Given exercise>
Below are records; work out how many of their lines hold the string "voliče" and give that number alone.

Collection entries>
-*-

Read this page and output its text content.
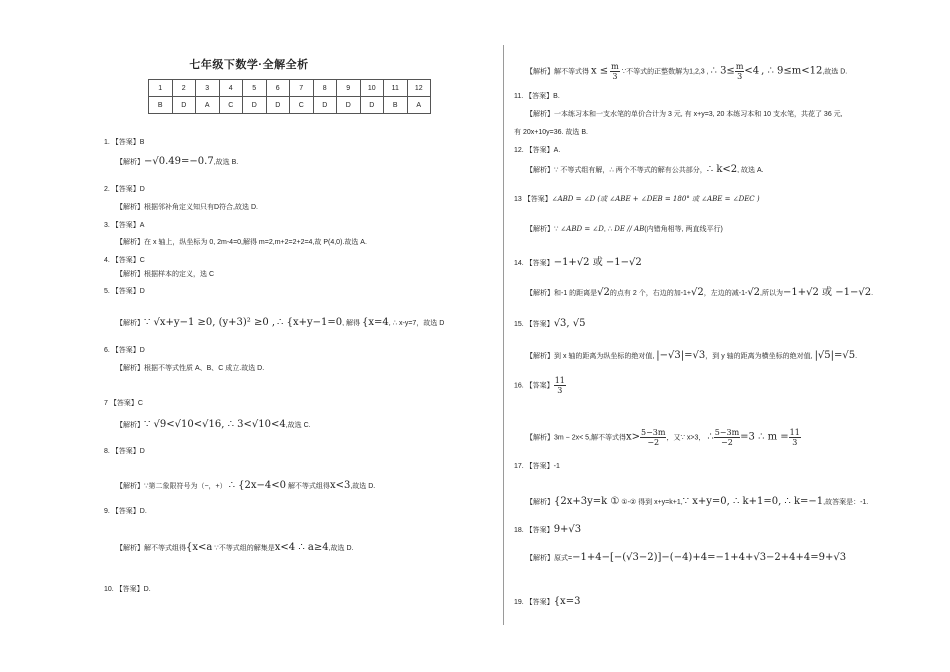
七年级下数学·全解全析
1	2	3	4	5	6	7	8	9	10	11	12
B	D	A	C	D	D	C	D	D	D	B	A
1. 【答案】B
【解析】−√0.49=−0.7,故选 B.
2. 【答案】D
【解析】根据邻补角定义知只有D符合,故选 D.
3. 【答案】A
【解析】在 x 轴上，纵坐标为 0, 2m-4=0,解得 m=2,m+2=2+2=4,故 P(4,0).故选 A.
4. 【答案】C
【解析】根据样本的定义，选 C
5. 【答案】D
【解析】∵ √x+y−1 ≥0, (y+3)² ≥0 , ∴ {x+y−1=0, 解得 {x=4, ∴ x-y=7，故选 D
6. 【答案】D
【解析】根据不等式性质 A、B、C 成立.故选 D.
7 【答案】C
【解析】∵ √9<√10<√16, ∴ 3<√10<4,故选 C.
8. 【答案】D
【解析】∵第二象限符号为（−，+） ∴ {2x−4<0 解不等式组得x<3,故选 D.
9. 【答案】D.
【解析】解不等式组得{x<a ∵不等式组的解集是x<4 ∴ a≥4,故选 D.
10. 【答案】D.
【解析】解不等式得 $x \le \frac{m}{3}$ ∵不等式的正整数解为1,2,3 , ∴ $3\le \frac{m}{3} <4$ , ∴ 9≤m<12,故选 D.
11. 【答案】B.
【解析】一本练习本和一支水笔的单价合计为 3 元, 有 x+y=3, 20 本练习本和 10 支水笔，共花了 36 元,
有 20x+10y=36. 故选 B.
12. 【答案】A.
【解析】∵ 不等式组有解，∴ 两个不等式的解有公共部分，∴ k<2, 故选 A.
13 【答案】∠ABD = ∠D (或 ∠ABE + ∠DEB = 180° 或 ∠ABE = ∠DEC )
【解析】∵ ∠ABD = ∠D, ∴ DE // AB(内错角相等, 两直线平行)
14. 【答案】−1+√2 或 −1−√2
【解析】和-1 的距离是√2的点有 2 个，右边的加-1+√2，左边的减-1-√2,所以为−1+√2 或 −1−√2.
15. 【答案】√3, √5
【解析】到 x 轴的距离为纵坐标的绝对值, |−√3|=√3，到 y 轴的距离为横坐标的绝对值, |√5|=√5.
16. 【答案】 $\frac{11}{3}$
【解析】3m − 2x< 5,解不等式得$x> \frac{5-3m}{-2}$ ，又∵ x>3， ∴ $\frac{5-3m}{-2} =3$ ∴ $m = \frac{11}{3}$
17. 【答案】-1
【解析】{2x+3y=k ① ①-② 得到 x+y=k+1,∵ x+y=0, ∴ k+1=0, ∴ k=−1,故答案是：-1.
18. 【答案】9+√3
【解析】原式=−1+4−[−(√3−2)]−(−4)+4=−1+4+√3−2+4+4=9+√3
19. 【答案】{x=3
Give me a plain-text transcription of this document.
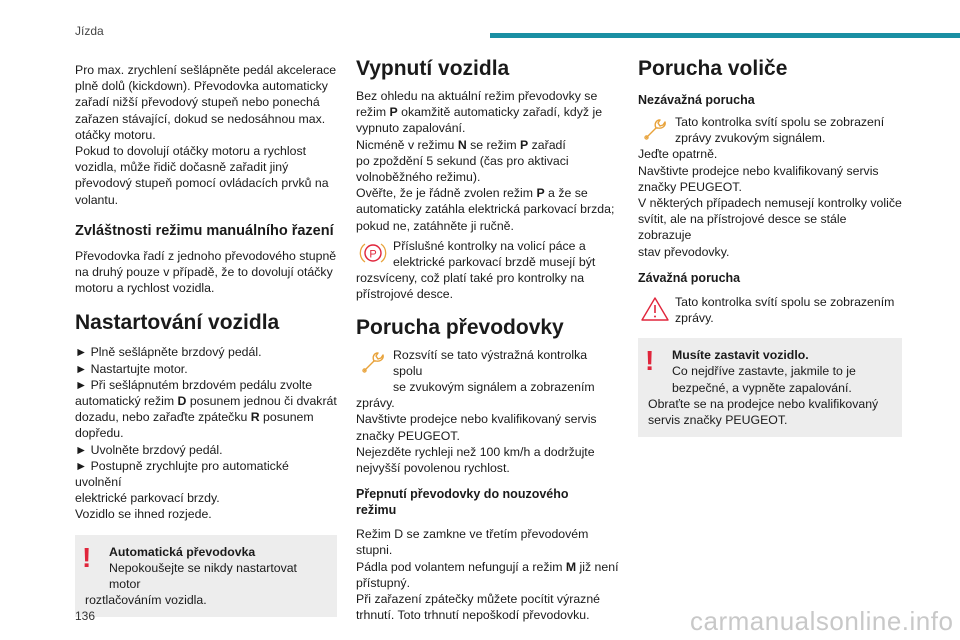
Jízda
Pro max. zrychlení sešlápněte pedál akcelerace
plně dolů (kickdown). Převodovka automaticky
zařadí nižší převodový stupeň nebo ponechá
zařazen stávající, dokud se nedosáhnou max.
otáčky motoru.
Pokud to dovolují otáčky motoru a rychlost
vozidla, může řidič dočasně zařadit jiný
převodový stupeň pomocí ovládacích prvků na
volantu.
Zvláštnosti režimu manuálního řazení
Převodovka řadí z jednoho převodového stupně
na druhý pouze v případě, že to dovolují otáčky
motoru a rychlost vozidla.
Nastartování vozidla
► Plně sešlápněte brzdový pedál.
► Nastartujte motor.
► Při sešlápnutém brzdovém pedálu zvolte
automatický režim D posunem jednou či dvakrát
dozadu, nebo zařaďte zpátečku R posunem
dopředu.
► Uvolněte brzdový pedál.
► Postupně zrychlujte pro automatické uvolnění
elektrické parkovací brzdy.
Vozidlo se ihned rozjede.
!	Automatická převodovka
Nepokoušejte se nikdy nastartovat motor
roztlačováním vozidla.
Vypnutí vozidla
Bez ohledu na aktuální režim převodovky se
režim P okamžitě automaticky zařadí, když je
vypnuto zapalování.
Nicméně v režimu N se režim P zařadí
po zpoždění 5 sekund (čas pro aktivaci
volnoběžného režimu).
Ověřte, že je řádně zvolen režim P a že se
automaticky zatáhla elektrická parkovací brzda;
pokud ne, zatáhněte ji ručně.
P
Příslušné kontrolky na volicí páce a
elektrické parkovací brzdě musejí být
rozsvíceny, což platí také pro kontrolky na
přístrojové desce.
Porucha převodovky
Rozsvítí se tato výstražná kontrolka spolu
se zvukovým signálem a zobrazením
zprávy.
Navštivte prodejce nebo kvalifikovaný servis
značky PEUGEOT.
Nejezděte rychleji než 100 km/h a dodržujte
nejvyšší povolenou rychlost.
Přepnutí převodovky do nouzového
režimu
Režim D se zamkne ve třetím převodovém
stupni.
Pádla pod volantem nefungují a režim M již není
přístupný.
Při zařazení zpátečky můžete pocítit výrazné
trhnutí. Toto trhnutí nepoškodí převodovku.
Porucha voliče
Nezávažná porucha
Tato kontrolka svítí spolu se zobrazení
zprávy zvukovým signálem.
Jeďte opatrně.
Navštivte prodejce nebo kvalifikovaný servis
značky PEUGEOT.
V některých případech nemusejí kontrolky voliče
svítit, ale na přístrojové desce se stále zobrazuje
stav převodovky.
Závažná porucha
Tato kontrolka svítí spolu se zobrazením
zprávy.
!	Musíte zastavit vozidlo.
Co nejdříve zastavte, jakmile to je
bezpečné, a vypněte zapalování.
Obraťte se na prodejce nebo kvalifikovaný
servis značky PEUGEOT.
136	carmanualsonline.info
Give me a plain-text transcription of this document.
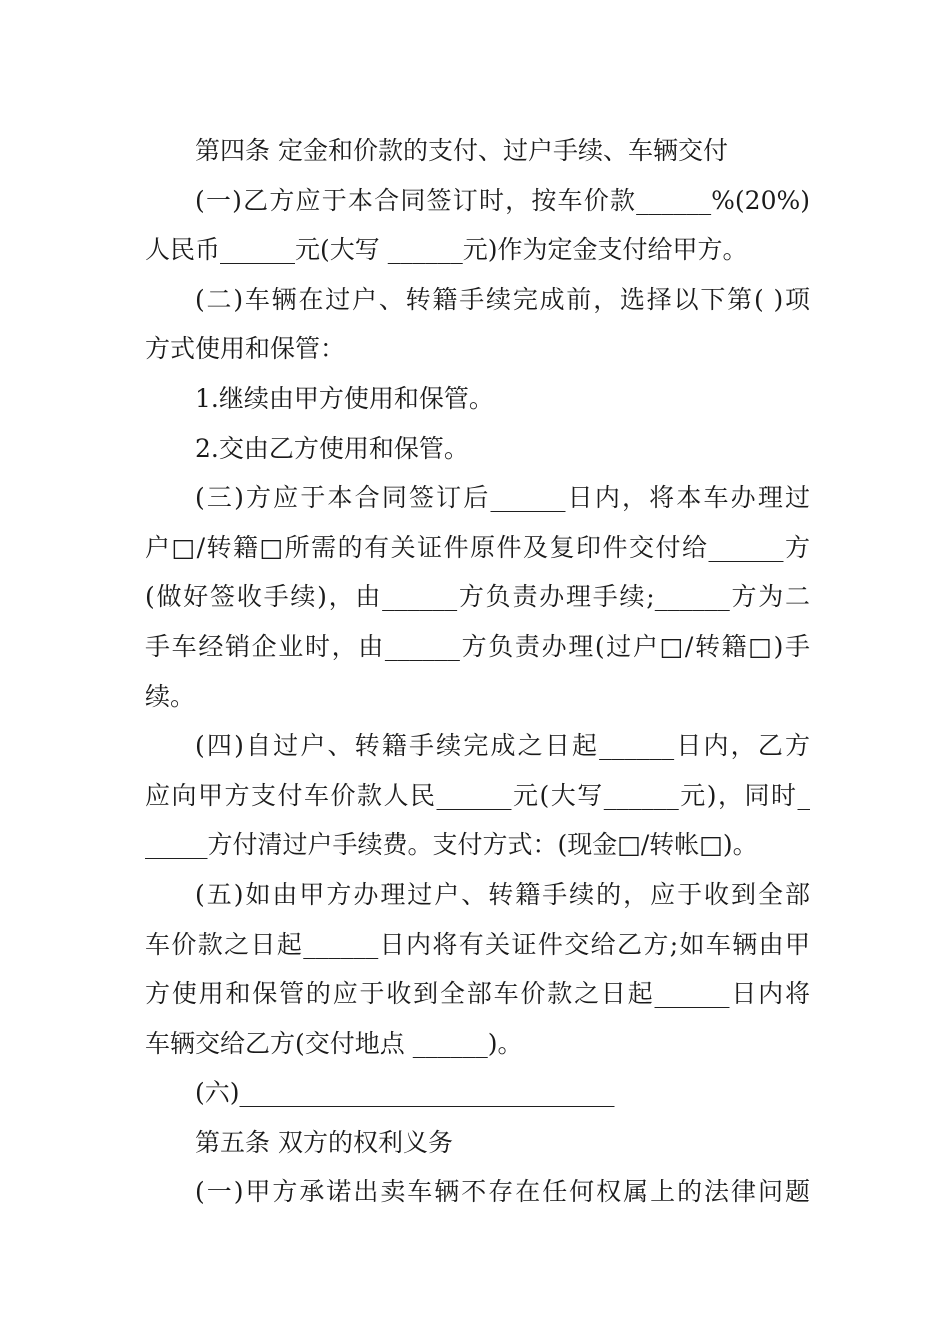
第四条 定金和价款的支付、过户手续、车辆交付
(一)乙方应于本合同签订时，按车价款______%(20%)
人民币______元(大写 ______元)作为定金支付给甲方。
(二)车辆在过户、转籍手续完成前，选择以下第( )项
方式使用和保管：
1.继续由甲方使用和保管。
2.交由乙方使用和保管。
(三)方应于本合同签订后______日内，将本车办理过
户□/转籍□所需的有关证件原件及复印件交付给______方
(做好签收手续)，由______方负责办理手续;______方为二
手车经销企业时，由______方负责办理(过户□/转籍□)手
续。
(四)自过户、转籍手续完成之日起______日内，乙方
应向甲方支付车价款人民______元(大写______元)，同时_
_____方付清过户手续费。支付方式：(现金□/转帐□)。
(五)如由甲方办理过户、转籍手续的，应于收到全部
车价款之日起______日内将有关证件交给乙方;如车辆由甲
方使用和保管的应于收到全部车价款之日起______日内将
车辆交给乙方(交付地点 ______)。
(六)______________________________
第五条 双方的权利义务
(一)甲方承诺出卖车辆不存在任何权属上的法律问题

-*-

Completed task>
2